Stated problem =>
Below are the records. List every line holding the word "nicovideo".

### Excerpted records ###

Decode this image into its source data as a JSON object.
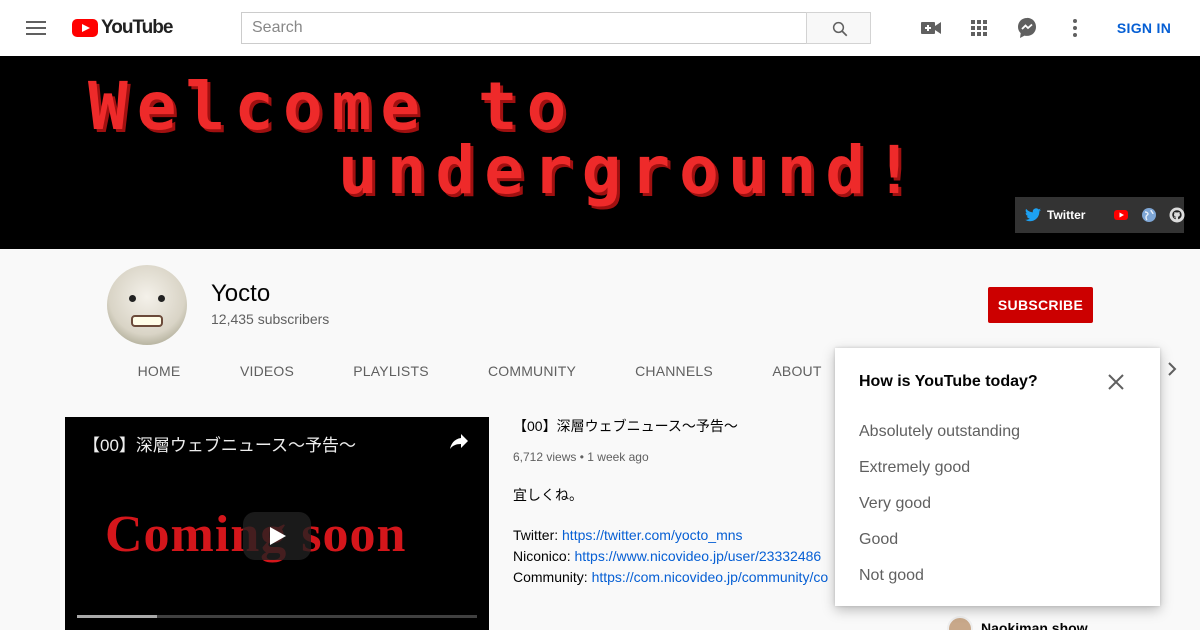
{
  "masthead": {
    "logo_text": "YouTube",
    "search_placeholder": "Search",
    "signin_label": "SIGN IN"
  },
  "banner": {
    "line1": "Welcome to",
    "line2": "underground!",
    "twitter_label": "Twitter"
  },
  "channel": {
    "name": "Yocto",
    "subscribers": "12,435 subscribers",
    "subscribe_label": "SUBSCRIBE",
    "tabs": [
      {
        "label": "HOME",
        "active": true
      },
      {
        "label": "VIDEOS",
        "active": false
      },
      {
        "label": "PLAYLISTS",
        "active": false
      },
      {
        "label": "COMMUNITY",
        "active": false
      },
      {
        "label": "CHANNELS",
        "active": false
      },
      {
        "label": "ABOUT",
        "active": false
      }
    ]
  },
  "featured_video": {
    "player_title": "【00】深層ウェブニュース～予告～",
    "thumbnail_text": "Coming soon",
    "progress": 0.2,
    "title": "【00】深層ウェブニュース～予告～",
    "views": "6,712 views",
    "age": "1 week ago",
    "description": "宜しくね。",
    "links": [
      {
        "label": "Twitter: ",
        "url": "https://twitter.com/yocto_mns"
      },
      {
        "label": "Niconico: ",
        "url": "https://www.nicovideo.jp/user/23332486"
      },
      {
        "label": "Community: ",
        "url": "https://com.nicovideo.jp/community/co"
      }
    ]
  },
  "featured_channel": {
    "name": "Naokiman show"
  },
  "survey": {
    "title": "How is YouTube today?",
    "options": [
      "Absolutely outstanding",
      "Extremely good",
      "Very good",
      "Good",
      "Not good"
    ]
  },
  "colors": {
    "brand_red": "#ff0000",
    "subscribe_red": "#cc0000",
    "link_blue": "#065fd4",
    "banner_text_red": "#ee2a2a"
  }
}
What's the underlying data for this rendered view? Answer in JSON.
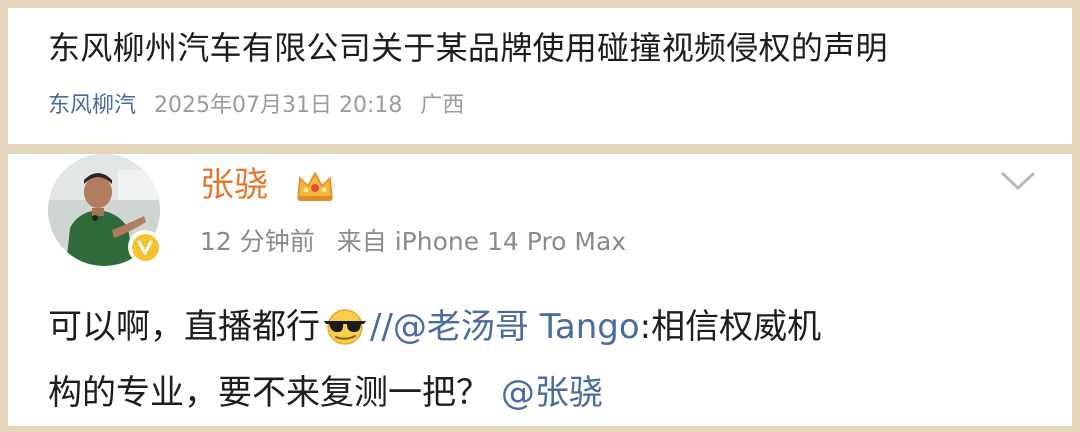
{
  "article": {
    "title": "东风柳州汽车有限公司关于某品牌使用碰撞视频侵权的声明",
    "source": "东风柳汽",
    "datetime": "2025年07月31日 20:18",
    "location": "广西"
  },
  "post": {
    "username": "张骁",
    "time_ago": "12 分钟前",
    "device": "来自 iPhone 14 Pro Max",
    "text_part1": "可以啊，直播都行",
    "repost_sep": "//",
    "mention_user": "@老汤哥 Tango",
    "quoted_part1": ":相信权威机",
    "quoted_part2": "构的专业，要不来复测一把？ ",
    "mention_end": "@张骁"
  },
  "icons": {
    "vip": "crown-vip-icon",
    "verified": "verified-badge-icon",
    "emoji": "sunglasses-emoji-icon",
    "menu": "chevron-down-icon"
  },
  "colors": {
    "background": "#e4d6bb",
    "link": "#4a6b9e",
    "username": "#e0792f",
    "meta": "#8a8a8a",
    "verified": "#f6c22f"
  }
}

###

Task solution =>
        "url": "https://www.nicovideo.jp/user/23332486"
        "url": "https://com.nicovideo.jp/community/co"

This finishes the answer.